_Objective_. Please reproduce every record, keeping each one exactly as written.

[Figure data in JSON]
======

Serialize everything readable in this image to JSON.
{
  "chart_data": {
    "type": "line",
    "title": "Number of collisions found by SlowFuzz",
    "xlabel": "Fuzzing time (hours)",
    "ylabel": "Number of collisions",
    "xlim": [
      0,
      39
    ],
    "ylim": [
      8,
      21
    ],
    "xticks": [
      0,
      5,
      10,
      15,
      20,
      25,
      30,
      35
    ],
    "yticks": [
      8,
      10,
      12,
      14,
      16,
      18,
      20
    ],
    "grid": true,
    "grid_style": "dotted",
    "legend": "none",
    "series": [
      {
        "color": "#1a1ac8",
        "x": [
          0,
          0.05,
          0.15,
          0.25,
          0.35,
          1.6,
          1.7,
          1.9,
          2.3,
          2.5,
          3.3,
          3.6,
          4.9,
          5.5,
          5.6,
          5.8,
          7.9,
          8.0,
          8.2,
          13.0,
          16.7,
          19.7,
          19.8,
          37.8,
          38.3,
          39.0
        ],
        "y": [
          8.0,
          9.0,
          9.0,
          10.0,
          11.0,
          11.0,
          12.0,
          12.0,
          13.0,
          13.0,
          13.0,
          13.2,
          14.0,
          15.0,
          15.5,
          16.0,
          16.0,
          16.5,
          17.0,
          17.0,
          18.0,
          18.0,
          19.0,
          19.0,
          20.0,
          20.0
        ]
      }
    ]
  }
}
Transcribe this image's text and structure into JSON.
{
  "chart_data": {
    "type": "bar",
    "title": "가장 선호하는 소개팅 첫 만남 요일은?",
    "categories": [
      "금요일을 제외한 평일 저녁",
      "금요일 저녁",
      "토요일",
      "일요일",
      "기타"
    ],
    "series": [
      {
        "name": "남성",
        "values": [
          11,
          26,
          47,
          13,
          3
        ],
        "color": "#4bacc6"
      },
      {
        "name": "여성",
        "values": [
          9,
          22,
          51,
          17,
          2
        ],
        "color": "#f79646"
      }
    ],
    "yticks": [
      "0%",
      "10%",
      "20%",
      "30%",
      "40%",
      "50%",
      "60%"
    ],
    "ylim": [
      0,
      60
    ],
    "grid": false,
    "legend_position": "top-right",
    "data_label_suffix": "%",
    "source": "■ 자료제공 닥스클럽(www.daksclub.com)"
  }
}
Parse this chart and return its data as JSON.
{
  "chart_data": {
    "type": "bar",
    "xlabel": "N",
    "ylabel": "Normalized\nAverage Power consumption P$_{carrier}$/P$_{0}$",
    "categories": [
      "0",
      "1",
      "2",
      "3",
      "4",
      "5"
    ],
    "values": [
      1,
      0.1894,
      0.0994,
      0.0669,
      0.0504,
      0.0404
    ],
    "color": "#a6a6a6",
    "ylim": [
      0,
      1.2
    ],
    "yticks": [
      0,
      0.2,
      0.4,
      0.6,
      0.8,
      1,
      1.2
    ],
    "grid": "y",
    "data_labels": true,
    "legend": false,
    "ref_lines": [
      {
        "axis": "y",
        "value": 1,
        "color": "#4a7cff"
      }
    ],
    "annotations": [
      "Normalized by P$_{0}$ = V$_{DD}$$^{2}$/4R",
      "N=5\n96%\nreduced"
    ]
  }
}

======

_Answer to this exercise_.
Serialize everything readable in this image to JSON.
{
  "chart_data": {
    "type": "line",
    "title": "Number of collisions found by SlowFuzz",
    "xlabel": "Fuzzing time (hours)",
    "ylabel": "Number of collisions",
    "xlim": [
      0,
      39
    ],
    "ylim": [
      8,
      21
    ],
    "xticks": [
      0,
      5,
      10,
      15,
      20,
      25,
      30,
      35
    ],
    "yticks": [
      8,
      10,
      12,
      14,
      16,
      18,
      20
    ],
    "grid": true,
    "grid_style": "dotted",
    "legend": "none",
    "series": [
      {
        "color": "#1a1ac8",
        "x": [
          0,
          0.05,
          0.15,
          0.25,
          0.35,
          1.6,
          1.7,
          1.9,
          2.3,
          2.5,
          3.3,
          3.6,
          4.9,
          5.5,
          5.6,
          5.8,
          7.9,
          8.0,
          8.2,
          13.0,
          16.7,
          19.7,
          19.8,
          37.8,
          38.3,
          39.0
        ],
        "y": [
          8.0,
          9.0,
          9.0,
          10.0,
          11.0,
          11.0,
          12.0,
          12.0,
          13.0,
          13.0,
          13.0,
          13.2,
          14.0,
          15.0,
          15.5,
          16.0,
          16.0,
          16.5,
          17.0,
          17.0,
          18.0,
          18.0,
          19.0,
          19.0,
          20.0,
          20.0
        ]
      }
    ]
  }
}
Transcribe this image's text and structure into JSON.
{
  "chart_data": {
    "type": "bar",
    "title": "가장 선호하는 소개팅 첫 만남 요일은?",
    "categories": [
      "금요일을 제외한 평일 저녁",
      "금요일 저녁",
      "토요일",
      "일요일",
      "기타"
    ],
    "series": [
      {
        "name": "남성",
        "values": [
          11,
          26,
          47,
          13,
          3
        ],
        "color": "#4bacc6"
      },
      {
        "name": "여성",
        "values": [
          9,
          22,
          51,
          17,
          2
        ],
        "color": "#f79646"
      }
    ],
    "yticks": [
      "0%",
      "10%",
      "20%",
      "30%",
      "40%",
      "50%",
      "60%"
    ],
    "ylim": [
      0,
      60
    ],
    "grid": false,
    "legend_position": "top-right",
    "data_label_suffix": "%",
    "source": "■ 자료제공 닥스클럽(www.daksclub.com)"
  }
}
Parse this chart and return its data as JSON.
{
  "chart_data": {
    "type": "bar",
    "xlabel": "N",
    "ylabel": "Normalized\nAverage Power consumption P$_{carrier}$/P$_{0}$",
    "categories": [
      "0",
      "1",
      "2",
      "3",
      "4",
      "5"
    ],
    "values": [
      1,
      0.1894,
      0.0994,
      0.0669,
      0.0504,
      0.0404
    ],
    "color": "#a6a6a6",
    "ylim": [
      0,
      1.2
    ],
    "yticks": [
      0,
      0.2,
      0.4,
      0.6,
      0.8,
      1,
      1.2
    ],
    "grid": "y",
    "data_labels": true,
    "legend": false,
    "ref_lines": [
      {
        "axis": "y",
        "value": 1,
        "color": "#4a7cff"
      }
    ],
    "annotations": [
      "Normalized by P$_{0}$ = V$_{DD}$$^{2}$/4R",
      "N=5\n96%\nreduced"
    ]
  }
}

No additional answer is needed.